Copy each line that has the string "Segmentation" somewhere in it.

[A block of data]
━━━

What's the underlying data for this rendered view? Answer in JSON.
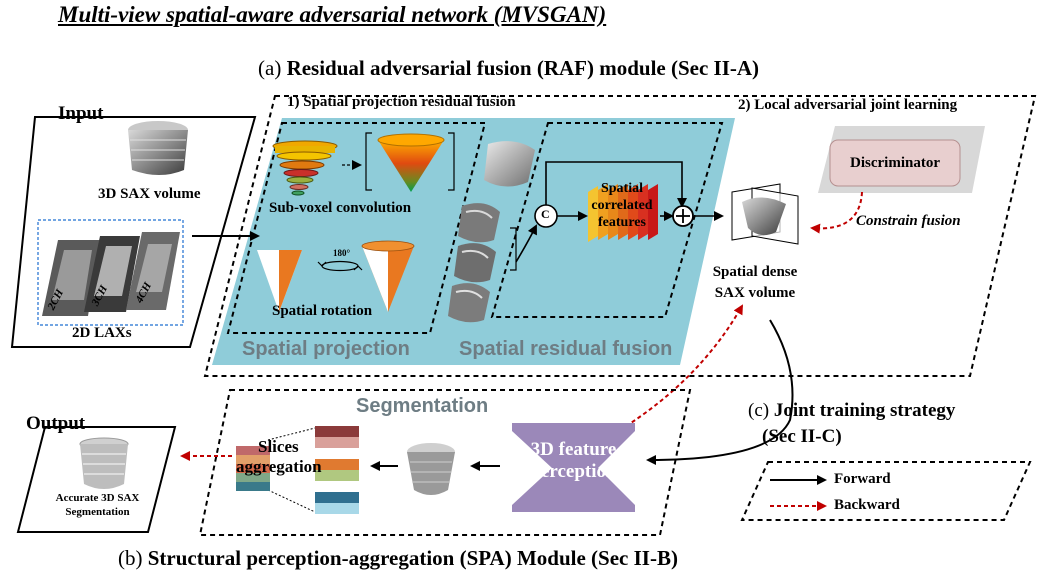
{
  "title": "Multi-view spatial-aware adversarial network (MVSGAN)",
  "raf": {
    "prefix": "(a)",
    "title": "Residual adversarial fusion (RAF) module (Sec II-A)",
    "sub1": "1) Spatial projection residual fusion",
    "sub2": "2) Local adversarial joint learning",
    "sub_voxel": "Sub-voxel convolution",
    "rotation_deg": "180°",
    "spatial_rotation": "Spatial rotation",
    "spatial_projection": "Spatial projection",
    "spatial_residual_fusion": "Spatial residual fusion",
    "concat_symbol": "C",
    "features": [
      "Spatial",
      "correlated",
      "features"
    ],
    "discriminator": "Discriminator",
    "constrain_fusion": "Constrain fusion",
    "dense_volume": [
      "Spatial dense",
      "SAX volume"
    ]
  },
  "input": {
    "label": "Input",
    "sax_volume": "3D SAX volume",
    "views": [
      "2CH",
      "3CH",
      "4CH"
    ],
    "lax": "2D LAXs"
  },
  "spa": {
    "prefix": "(b)",
    "title": "Structural perception-aggregation (SPA) Module (Sec II-B)",
    "segmentation": "Segmentation",
    "feature_perception": [
      "3D feature",
      "perception"
    ],
    "slices_aggregation": [
      "Slices",
      "aggregation"
    ]
  },
  "output": {
    "label": "Output",
    "result": [
      "Accurate 3D SAX",
      "Segmentation"
    ]
  },
  "joint": {
    "prefix": "(c)",
    "title": "Joint training strategy",
    "sec": "(Sec II-C)"
  },
  "legend": {
    "forward": "Forward",
    "backward": "Backward"
  },
  "colors": {
    "panel_blue": "#8fccd9",
    "feature_purple": "#9b88b9",
    "discriminator_fill": "#e8cfcf",
    "backward_red": "#c00000"
  }
}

━━━

## Problem solution
    "segmentation": "Segmentation",
      "Segmentation"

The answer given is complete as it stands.